▶ Exercise aim:
In the material below, find all lines with the string "image" and copy them.

## Start Data for this task

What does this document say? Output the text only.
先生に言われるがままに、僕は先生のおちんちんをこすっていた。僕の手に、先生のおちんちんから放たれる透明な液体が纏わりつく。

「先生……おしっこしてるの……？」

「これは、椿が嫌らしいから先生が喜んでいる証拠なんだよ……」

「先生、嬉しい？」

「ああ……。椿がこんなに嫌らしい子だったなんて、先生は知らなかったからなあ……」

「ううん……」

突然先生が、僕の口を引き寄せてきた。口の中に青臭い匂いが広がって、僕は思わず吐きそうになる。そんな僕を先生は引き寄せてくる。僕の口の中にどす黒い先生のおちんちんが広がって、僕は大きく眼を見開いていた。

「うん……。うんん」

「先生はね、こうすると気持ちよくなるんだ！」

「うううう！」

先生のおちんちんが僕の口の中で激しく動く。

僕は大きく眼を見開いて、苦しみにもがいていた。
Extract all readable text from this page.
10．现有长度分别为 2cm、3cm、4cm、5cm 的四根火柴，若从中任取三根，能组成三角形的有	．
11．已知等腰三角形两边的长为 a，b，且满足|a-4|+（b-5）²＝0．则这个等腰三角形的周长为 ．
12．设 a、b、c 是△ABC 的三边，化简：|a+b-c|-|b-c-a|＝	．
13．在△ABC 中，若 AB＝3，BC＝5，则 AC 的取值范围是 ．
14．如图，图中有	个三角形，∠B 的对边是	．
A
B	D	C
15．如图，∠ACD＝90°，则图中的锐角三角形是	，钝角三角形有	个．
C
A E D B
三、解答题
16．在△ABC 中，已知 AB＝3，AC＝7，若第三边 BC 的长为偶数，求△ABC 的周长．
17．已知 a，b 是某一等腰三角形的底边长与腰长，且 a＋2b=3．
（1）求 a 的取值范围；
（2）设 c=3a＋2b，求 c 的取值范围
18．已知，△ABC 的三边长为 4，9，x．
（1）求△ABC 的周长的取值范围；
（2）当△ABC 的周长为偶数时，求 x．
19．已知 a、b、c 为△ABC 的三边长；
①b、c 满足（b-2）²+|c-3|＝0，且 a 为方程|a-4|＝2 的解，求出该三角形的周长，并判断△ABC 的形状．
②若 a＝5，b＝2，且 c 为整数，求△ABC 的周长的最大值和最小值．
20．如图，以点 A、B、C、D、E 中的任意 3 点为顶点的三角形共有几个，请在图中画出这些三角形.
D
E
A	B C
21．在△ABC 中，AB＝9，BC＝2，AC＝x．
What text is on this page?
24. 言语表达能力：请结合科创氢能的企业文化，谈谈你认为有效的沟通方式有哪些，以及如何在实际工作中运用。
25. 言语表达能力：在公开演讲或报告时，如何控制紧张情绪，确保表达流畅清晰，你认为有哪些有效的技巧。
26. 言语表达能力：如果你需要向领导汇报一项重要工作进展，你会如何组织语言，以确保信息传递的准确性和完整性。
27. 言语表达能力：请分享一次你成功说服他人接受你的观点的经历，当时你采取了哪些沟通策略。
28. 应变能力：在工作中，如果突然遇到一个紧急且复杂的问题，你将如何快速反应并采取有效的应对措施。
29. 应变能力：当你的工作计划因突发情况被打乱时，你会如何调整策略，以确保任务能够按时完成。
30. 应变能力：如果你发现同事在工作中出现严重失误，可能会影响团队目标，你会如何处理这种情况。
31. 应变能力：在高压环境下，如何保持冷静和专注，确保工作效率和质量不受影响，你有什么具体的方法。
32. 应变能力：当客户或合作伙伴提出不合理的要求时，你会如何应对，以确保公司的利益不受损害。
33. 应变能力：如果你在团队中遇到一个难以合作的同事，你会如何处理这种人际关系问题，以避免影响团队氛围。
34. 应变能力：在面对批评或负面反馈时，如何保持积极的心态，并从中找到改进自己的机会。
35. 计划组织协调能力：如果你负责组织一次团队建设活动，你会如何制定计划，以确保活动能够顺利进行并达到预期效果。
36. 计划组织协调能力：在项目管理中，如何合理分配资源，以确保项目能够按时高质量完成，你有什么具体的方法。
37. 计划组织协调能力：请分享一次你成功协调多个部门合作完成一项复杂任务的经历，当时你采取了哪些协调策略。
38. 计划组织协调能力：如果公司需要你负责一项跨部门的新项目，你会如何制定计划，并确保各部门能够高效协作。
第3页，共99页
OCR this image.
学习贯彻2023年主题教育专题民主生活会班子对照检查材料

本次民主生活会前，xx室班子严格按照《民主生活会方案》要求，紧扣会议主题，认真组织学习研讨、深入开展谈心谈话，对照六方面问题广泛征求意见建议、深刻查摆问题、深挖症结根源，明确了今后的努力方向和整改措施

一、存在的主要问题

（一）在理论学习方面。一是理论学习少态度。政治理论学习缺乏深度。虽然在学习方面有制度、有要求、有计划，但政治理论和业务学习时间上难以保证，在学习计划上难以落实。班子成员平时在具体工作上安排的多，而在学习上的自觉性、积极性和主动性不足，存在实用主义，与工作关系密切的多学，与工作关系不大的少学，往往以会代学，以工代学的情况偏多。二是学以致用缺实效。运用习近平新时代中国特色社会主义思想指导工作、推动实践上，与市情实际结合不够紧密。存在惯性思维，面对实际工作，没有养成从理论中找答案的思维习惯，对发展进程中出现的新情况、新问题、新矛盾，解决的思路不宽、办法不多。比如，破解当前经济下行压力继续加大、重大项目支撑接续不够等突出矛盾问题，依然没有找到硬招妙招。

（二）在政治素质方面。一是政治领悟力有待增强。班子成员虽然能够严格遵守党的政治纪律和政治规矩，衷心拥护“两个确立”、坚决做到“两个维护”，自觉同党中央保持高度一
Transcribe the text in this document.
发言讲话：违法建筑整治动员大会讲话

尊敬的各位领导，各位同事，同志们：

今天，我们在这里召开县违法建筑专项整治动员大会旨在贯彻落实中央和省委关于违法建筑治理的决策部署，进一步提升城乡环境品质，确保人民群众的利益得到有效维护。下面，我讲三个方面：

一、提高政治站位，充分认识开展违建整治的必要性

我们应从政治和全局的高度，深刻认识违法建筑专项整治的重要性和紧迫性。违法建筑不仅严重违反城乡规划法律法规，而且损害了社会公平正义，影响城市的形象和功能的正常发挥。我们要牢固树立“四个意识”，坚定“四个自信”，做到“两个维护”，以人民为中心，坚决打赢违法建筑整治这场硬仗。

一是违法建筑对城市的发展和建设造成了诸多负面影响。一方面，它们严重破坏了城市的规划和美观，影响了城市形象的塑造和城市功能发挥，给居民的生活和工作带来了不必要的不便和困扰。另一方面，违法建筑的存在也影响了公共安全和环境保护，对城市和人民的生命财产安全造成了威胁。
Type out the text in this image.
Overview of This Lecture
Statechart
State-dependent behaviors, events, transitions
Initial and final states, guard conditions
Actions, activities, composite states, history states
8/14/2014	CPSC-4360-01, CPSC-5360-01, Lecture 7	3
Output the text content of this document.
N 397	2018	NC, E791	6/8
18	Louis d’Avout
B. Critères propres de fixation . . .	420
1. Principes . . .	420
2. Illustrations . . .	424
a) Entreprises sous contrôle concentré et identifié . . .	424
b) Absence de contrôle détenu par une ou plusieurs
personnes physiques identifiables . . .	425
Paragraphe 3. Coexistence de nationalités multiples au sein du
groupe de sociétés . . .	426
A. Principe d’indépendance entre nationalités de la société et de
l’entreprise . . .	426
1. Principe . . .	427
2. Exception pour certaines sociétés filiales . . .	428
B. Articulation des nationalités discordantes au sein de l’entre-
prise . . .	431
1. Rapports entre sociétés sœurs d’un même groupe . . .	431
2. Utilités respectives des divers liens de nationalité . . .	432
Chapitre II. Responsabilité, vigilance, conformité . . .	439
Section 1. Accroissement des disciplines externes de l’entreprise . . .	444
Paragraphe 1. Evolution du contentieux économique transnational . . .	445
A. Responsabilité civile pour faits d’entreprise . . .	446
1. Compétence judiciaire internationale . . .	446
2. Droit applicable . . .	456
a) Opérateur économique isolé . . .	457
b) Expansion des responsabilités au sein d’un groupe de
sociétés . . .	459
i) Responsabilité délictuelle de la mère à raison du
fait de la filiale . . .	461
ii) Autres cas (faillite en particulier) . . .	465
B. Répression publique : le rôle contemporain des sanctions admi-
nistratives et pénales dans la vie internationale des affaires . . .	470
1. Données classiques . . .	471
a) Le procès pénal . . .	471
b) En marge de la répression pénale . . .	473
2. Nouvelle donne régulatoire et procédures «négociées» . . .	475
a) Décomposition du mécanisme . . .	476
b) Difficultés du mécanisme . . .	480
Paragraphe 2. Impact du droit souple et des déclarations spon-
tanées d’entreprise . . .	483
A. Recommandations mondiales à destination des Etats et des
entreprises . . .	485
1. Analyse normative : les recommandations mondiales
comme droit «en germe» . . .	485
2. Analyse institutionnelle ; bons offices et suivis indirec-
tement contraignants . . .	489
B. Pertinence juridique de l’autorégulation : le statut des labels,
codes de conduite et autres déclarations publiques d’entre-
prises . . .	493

## End Data for this task

▶ Task answer:
OCR this image.
Type out the text in this image.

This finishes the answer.